Start Source records
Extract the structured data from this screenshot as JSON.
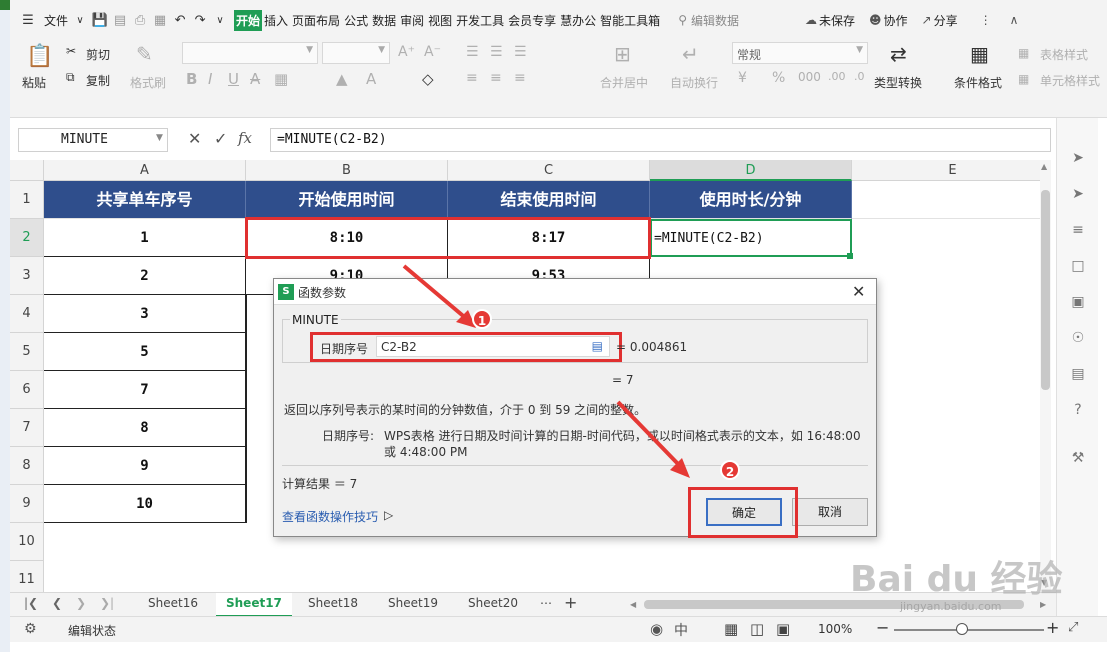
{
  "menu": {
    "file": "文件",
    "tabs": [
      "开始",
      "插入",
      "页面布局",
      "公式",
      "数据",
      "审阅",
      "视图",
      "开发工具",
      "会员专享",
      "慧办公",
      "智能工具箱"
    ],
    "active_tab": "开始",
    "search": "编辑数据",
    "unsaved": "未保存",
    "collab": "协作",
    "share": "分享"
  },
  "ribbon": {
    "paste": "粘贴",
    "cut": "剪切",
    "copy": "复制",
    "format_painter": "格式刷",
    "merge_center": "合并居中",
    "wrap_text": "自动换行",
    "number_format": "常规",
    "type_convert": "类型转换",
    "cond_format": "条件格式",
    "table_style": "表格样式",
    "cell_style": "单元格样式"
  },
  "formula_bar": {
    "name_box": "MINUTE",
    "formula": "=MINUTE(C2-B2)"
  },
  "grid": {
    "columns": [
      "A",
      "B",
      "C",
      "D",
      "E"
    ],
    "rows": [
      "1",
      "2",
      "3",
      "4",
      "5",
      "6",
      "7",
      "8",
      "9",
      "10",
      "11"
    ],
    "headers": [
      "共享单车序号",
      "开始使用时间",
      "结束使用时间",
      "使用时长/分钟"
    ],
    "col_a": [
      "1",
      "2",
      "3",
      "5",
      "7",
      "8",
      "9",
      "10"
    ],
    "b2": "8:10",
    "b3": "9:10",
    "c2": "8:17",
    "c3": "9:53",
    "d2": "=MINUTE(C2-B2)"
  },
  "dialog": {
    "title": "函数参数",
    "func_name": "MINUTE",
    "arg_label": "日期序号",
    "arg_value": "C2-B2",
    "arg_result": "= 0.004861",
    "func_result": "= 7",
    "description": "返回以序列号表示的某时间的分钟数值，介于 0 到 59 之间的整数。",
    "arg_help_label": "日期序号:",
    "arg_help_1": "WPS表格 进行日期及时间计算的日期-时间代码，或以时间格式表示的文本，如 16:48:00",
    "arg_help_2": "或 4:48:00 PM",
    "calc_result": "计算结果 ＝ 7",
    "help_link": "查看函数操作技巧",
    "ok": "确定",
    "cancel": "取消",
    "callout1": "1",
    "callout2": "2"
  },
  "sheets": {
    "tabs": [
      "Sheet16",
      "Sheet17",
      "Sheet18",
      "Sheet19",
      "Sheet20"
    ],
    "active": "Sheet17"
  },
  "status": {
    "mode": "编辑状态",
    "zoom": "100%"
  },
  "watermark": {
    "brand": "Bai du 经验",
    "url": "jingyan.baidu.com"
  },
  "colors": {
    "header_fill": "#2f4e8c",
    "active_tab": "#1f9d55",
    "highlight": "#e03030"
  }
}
End Source records
Start Source records
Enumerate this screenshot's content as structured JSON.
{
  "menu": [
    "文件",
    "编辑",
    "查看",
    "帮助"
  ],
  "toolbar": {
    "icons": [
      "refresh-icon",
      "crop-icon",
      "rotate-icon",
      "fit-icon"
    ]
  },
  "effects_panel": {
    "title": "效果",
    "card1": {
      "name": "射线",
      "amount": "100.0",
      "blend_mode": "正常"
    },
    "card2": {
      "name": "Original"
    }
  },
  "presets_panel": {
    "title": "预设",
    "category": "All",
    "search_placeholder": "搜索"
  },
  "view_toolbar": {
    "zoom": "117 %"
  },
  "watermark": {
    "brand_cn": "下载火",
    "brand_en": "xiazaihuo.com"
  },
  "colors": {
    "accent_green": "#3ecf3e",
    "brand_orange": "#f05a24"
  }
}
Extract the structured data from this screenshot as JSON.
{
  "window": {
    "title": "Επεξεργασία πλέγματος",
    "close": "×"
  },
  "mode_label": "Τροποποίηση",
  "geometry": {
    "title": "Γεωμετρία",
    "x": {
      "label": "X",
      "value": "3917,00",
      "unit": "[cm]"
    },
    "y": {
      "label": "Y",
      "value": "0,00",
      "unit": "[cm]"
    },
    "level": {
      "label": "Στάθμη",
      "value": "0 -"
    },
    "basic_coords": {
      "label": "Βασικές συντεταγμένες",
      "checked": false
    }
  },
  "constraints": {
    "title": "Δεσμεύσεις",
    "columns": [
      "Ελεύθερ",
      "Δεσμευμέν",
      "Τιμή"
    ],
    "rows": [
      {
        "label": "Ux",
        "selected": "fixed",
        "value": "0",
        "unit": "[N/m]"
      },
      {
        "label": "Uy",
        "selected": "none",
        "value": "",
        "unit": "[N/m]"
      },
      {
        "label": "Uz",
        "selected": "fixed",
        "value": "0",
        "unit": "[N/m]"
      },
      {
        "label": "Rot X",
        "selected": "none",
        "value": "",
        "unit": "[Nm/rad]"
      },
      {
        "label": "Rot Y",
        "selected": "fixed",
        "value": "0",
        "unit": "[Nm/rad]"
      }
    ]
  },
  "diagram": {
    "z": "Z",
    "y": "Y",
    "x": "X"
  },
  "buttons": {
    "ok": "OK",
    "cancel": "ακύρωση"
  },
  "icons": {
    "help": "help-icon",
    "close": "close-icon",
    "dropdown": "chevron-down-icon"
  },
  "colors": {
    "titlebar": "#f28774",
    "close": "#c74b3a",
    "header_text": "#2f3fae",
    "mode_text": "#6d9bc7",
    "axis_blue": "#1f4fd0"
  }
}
End Source records
### To do
Pick out and copy every line that contains the word "close".

### Correct result
    "close": "×"
    "close": "close-icon",
    "close": "#c74b3a",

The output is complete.